- EXTRAIT FOURNI
"""
L’affiche (détail) du film de Manon Vila, « Akaboum », avec les douze colonnes de Ricardo Bofill à Cergy. / DR

Ils sont d’où ? De Cergy, et ils sont doux. Cette douceur de vivre, dans la ville nouvelle du Val-d’Oise, presqu’au bout de la ligne A du RER, Elias Saïti et Xavier Godard la portent sur eux, la mettent en musique, la revendiquent lors de l’interview. Elias aux cheveux longs, bientôt 23 ans, Xavier et ses bagues, 25 ans… Les deux jeunes artistes sont solaires, heureux d’être au Festival du cinéma de Brive-la-Gaillarde, en Corrèze, pour présenter Akaboum, de Manon Vila : le film dont ils sont les héros a obtenu le Prix du jury jeunes, dimanche 7 avril, lors de la clôture des Rencontres internationales du moyen-métrage.

Manon Vila, la réalisatrice issue des Beaux-Arts, nous donne des indices sur cette banlieue graphique bâtie par Ricardo Bofill, où la froideur néo-classique côtoie la campagne. Une tour blanche comme un Lego, une perspective rouge, un enfant qui ne sait pas quoi faire, un autre qui cueille des fleurs… D’un étrange cortège émane une atmosphère païenne, jeune, colorée. Elias, son frère Adam, Xavier, William et les autres forment une bande multiculturelle qui refuse le repli et organise des fêtes brassant tous les arts. La cinéaste invente son langage, guidée par la musicalité des mots et le haut débit de ses personnages. « Que festive et fraîche soit la révolution ! », clame Elias dans le film. « Que tu sois noir, blanc, jaune, bleu, vert, petit, grand, on s’en fout, tu viens ! », traduit-il dans la cour du cinéma Le Rex à Brive.

« Casser les barrières entre les arts »
"""
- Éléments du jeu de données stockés
"""
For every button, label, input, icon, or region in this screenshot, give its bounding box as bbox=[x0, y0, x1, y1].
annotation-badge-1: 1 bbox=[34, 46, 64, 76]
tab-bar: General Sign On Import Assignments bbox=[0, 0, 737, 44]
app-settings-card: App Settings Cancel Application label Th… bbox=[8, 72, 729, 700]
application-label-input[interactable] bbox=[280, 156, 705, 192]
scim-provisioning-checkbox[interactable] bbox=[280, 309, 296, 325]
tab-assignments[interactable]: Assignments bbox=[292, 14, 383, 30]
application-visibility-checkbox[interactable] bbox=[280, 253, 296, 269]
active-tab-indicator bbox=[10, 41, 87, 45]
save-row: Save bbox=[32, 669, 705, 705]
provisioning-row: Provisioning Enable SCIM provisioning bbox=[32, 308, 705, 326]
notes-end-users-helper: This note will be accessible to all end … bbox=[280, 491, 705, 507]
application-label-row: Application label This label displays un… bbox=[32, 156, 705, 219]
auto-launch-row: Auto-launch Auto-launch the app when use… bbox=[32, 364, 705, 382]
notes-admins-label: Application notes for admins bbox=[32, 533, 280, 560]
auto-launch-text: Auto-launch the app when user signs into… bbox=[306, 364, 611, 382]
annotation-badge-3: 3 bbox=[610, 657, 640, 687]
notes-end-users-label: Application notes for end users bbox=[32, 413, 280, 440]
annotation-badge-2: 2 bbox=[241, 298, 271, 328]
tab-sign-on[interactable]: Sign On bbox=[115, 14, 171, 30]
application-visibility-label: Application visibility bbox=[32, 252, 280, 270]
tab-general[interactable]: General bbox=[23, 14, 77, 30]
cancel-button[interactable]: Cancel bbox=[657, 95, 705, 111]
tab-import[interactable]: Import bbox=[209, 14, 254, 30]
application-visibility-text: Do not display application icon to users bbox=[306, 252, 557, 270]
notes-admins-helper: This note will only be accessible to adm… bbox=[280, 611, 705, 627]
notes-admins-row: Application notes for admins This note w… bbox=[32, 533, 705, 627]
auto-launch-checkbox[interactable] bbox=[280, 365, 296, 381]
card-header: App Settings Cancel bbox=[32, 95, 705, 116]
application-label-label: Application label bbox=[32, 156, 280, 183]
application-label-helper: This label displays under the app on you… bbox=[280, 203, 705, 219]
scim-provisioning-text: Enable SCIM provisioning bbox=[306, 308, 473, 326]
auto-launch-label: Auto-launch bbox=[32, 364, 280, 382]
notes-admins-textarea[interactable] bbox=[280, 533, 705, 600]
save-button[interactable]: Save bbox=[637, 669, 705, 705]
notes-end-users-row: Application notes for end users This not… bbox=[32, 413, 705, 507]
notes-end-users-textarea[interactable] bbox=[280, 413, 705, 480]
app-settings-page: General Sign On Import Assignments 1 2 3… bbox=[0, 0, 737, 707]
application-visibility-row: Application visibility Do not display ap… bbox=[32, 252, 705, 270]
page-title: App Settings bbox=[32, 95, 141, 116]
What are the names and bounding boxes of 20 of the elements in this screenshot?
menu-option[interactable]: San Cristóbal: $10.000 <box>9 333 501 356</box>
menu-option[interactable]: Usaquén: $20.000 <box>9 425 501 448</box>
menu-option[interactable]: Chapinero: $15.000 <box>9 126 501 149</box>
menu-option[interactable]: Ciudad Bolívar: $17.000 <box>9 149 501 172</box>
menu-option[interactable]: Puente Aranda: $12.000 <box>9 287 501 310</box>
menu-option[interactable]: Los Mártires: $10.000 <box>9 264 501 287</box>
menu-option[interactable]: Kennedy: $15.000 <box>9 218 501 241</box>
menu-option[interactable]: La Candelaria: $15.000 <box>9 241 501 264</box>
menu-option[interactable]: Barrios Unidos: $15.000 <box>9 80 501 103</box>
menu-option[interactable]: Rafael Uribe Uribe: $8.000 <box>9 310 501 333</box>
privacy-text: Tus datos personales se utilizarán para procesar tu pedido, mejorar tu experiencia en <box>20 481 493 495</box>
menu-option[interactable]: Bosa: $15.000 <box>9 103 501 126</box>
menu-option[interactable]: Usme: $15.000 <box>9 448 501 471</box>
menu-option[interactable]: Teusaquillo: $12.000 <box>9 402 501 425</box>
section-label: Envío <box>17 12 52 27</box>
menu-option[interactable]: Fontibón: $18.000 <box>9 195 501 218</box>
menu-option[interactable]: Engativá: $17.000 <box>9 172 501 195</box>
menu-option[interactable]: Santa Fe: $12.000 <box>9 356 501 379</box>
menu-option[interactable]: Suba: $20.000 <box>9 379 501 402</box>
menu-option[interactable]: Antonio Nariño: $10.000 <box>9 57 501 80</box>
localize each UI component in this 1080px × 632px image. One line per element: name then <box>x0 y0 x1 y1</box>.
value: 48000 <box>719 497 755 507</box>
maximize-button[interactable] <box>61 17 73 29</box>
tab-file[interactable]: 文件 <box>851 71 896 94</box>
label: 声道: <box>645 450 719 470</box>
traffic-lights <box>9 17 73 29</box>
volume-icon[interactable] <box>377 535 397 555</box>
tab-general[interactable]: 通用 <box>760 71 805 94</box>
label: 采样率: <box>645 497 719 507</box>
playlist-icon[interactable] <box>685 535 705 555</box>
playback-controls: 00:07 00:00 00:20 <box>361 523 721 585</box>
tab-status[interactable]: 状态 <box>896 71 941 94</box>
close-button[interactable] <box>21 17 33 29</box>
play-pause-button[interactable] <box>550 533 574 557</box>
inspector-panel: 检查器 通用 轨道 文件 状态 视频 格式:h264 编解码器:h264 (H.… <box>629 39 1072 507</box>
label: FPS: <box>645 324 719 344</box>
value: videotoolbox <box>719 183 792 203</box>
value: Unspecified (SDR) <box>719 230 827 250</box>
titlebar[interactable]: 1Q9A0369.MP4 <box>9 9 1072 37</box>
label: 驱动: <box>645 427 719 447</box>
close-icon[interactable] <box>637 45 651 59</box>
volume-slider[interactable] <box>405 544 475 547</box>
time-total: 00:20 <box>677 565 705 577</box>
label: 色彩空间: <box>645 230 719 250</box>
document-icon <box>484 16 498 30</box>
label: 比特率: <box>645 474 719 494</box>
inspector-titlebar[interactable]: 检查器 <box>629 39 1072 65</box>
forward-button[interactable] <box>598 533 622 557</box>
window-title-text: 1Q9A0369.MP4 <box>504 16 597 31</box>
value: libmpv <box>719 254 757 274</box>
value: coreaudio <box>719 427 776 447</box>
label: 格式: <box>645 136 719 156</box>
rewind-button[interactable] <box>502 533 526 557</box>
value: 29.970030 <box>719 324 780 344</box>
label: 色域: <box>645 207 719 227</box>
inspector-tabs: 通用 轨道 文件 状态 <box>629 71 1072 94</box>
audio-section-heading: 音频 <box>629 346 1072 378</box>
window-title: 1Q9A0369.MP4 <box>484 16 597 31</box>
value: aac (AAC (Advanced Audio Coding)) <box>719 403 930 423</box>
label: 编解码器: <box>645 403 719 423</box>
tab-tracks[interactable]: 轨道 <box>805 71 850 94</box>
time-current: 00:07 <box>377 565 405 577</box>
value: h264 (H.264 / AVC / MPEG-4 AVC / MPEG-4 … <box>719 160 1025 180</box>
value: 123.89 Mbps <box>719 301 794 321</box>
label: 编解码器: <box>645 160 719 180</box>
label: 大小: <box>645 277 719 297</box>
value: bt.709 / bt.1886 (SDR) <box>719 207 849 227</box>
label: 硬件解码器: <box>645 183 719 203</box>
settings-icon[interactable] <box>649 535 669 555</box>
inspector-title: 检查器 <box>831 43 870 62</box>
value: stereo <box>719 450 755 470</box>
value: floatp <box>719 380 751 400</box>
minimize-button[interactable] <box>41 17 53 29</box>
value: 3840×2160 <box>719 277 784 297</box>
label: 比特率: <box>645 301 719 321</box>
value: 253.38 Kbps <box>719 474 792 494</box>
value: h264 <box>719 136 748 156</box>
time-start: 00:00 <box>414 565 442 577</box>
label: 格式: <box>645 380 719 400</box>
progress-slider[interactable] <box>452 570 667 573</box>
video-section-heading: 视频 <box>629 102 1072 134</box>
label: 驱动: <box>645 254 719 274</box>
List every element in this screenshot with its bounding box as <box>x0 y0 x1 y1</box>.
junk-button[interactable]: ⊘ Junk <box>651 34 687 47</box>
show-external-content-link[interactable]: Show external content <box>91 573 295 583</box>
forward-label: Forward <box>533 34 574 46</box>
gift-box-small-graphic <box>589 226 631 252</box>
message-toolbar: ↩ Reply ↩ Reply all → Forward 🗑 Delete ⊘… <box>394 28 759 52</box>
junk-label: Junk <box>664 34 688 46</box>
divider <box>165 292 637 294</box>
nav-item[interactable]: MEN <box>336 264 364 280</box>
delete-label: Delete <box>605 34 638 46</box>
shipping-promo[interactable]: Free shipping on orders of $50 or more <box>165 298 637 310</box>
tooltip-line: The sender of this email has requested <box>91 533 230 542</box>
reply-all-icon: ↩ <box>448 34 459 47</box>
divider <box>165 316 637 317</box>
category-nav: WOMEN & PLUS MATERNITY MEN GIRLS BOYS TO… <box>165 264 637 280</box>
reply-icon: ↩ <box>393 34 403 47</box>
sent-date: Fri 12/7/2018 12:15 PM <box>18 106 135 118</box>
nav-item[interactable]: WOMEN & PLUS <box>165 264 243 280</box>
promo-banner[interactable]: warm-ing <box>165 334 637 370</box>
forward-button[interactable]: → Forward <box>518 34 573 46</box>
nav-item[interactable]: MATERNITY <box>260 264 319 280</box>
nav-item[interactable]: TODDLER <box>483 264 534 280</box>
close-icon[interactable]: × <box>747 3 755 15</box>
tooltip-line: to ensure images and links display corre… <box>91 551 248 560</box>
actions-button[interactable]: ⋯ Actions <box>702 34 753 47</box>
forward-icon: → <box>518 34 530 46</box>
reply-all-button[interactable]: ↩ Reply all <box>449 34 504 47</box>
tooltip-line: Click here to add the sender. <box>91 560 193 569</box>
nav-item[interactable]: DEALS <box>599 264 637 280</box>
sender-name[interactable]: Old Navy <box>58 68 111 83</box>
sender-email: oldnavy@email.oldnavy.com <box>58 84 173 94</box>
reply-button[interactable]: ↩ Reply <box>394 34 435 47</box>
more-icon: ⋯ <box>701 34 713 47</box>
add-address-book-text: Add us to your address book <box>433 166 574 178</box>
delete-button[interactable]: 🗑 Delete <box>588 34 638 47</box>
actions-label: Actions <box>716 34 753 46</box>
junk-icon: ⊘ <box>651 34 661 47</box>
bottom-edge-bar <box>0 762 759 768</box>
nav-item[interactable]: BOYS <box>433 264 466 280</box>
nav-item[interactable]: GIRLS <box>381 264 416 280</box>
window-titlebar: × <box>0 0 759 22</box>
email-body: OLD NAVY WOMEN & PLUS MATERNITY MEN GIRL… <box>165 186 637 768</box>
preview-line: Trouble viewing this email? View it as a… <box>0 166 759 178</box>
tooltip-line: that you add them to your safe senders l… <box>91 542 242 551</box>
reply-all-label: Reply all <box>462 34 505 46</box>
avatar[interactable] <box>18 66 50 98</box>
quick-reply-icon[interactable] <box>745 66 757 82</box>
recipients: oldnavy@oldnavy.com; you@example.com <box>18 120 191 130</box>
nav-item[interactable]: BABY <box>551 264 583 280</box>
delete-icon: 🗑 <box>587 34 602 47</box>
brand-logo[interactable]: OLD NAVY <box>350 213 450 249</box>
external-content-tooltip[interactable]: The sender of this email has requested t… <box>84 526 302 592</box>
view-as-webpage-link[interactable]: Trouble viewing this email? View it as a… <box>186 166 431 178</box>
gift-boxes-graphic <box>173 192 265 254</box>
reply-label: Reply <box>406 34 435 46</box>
"""
- VOTRE OBJECTIF
Recopiez s'il vous plaît l'intégralité de l'article sur le film « Akaboum », sans y changer quoi que ce soit.

- SOLUTION DU PROBLÈME
L’affiche (détail) du film de Manon Vila, « Akaboum », avec les douze colonnes de Ricardo Bofill à Cergy. / DR

Ils sont d’où ? De Cergy, et ils sont doux. Cette douceur de vivre, dans la ville nouvelle du Val-d’Oise, presqu’au bout de la ligne A du RER, Elias Saïti et Xavier Godard la portent sur eux, la mettent en musique, la revendiquent lors de l’interview. Elias aux cheveux longs, bientôt 23 ans, Xavier et ses bagues, 25 ans… Les deux jeunes artistes sont solaires, heureux d’être au Festival du cinéma de Brive-la-Gaillarde, en Corrèze, pour présenter Akaboum, de Manon Vila : le film dont ils sont les héros a obtenu le Prix du jury jeunes, dimanche 7 avril, lors de la clôture des Rencontres internationales du moyen-métrage.

Manon Vila, la réalisatrice issue des Beaux-Arts, nous donne des indices sur cette banlieue graphique bâtie par Ricardo Bofill, où la froideur néo-classique côtoie la campagne. Une tour blanche comme un Lego, une perspective rouge, un enfant qui ne sait pas quoi faire, un autre qui cueille des fleurs… D’un étrange cortège émane une atmosphère païenne, jeune, colorée. Elias, son frère Adam, Xavier, William et les autres forment une bande multiculturelle qui refuse le repli et organise des fêtes brassant tous les arts. La cinéaste invente son langage, guidée par la musicalité des mots et le haut débit de ses personnages. « Que festive et fraîche soit la révolution ! », clame Elias dans le film. « Que tu sois noir, blanc, jaune, bleu, vert, petit, grand, on s’en fout, tu viens ! », traduit-il dans la cour du cinéma Le Rex à Brive.

« Casser les barrières entre les arts »